(Estratto del testo)

Lo sapevi? I pulpiti di Pistoia sono una delle attrazioni artistiche della città. Infatti Pistoia è conosciuta anche come La città dei pulpiti. In epoca comunale questa città ha visto sorgere nelle sue chiese più importanti dei pulpiti di straordinaria bellezza. Simboli di un’epoca di grande fermento sociale, artistico ed economico, i pulpiti ancora oggi ci raccontano storie tutte da scoprire.

Ho avuto il piacere di scoprire i pulpiti pistoiesi in occasione di uno degli eventi organizzati per Pistoia Capitale Italiana della Cultura. L’argomento mi è sembrato talmente affascinante che ho pensato di approfondire la questione – anche grazie al bel catalogo di una mostra fotografica dedicata proprio ai pulpiti – e creare una guida ai pulpiti di Pistoia.

(Compito 1) Puoi trascrivere la parte dei record che va dall'inizio fino alla riga contenente "400, 322, 413]", compresa quest'ultima?

(Materiale dell'esercizio)
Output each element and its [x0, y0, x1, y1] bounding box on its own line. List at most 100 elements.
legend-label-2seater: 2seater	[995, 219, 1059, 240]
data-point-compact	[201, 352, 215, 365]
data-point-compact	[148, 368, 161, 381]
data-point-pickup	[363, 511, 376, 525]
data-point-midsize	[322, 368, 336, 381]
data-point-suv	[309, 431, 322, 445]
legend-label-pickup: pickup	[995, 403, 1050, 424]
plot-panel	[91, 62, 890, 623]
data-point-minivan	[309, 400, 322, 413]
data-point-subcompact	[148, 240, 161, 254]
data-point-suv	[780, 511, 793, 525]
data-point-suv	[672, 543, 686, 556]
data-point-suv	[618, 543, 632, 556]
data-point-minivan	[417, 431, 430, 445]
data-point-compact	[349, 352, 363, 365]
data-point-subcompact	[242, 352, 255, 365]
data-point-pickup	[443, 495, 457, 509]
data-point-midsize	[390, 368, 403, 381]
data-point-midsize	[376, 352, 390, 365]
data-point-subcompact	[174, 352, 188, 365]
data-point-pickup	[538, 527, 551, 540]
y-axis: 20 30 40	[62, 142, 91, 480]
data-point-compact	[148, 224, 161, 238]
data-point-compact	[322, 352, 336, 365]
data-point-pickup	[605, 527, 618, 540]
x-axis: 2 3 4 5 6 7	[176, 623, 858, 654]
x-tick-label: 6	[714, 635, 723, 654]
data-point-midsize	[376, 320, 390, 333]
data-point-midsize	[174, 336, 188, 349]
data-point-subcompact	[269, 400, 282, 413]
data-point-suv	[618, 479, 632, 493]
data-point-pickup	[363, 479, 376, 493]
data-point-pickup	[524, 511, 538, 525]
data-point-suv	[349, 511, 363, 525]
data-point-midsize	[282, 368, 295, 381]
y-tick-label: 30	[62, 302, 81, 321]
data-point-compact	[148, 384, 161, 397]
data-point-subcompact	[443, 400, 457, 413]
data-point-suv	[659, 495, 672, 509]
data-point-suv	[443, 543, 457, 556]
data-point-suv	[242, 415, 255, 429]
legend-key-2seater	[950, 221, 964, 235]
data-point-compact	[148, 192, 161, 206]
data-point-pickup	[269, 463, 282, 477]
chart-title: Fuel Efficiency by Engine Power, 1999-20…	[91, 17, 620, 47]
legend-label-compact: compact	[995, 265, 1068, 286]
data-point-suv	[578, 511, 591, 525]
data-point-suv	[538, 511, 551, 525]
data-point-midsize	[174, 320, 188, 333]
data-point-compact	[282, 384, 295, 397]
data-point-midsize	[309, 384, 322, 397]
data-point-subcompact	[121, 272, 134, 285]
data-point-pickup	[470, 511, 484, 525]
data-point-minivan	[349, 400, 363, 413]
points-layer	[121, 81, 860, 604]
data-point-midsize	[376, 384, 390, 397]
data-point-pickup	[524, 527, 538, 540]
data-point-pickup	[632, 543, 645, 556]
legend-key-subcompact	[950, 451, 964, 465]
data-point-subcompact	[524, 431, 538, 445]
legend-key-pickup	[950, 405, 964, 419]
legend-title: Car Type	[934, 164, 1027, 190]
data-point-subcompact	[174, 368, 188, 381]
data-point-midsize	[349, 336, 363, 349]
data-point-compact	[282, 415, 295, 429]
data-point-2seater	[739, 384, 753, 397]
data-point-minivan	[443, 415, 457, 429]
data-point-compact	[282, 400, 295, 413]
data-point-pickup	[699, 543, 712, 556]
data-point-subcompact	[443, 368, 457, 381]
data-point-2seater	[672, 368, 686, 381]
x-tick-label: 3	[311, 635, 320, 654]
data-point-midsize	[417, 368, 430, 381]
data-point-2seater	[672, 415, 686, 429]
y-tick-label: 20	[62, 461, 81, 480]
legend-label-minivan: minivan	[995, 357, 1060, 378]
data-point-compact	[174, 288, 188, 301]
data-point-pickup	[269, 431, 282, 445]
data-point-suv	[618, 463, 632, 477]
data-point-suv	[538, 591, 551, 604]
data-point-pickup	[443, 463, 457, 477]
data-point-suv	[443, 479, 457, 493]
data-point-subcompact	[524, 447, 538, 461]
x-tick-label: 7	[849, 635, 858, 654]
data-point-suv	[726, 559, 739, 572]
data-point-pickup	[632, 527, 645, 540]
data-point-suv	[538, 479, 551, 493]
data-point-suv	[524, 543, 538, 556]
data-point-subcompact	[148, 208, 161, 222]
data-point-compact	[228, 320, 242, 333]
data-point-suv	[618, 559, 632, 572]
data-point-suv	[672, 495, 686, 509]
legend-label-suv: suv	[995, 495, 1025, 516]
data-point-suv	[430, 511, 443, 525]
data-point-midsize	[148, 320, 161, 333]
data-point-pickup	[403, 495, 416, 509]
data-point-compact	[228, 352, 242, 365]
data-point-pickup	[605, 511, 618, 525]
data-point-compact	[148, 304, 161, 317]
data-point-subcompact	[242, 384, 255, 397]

(Compito 2) Estrai per intero il testo sui pulpiti di Pistoia, senza cambiare nulla.

(Output completo 1)
Output each element and its [x0, y0, x1, y1] bounding box on its own line. List at most 100 elements.
legend-label-2seater: 2seater	[995, 219, 1059, 240]
data-point-compact	[201, 352, 215, 365]
data-point-compact	[148, 368, 161, 381]
data-point-pickup	[363, 511, 376, 525]
data-point-midsize	[322, 368, 336, 381]
data-point-suv	[309, 431, 322, 445]
legend-label-pickup: pickup	[995, 403, 1050, 424]
plot-panel	[91, 62, 890, 623]
data-point-minivan	[309, 400, 322, 413]

(Output completo 2)
Lo sapevi? I pulpiti di Pistoia sono una delle attrazioni artistiche della città. Infatti Pistoia è conosciuta anche come La città dei pulpiti. In epoca comunale questa città ha visto sorgere nelle sue chiese più importanti dei pulpiti di straordinaria bellezza. Simboli di un’epoca di grande fermento sociale, artistico ed economico, i pulpiti ancora oggi ci raccontano storie tutte da scoprire.

Ho avuto il piacere di scoprire i pulpiti pistoiesi in occasione di uno degli eventi organizzati per Pistoia Capitale Italiana della Cultura. L’argomento mi è sembrato talmente affascinante che ho pensato di approfondire la questione – anche grazie al bel catalogo di una mostra fotografica dedicata proprio ai pulpiti – e creare una guida ai pulpiti di Pistoia.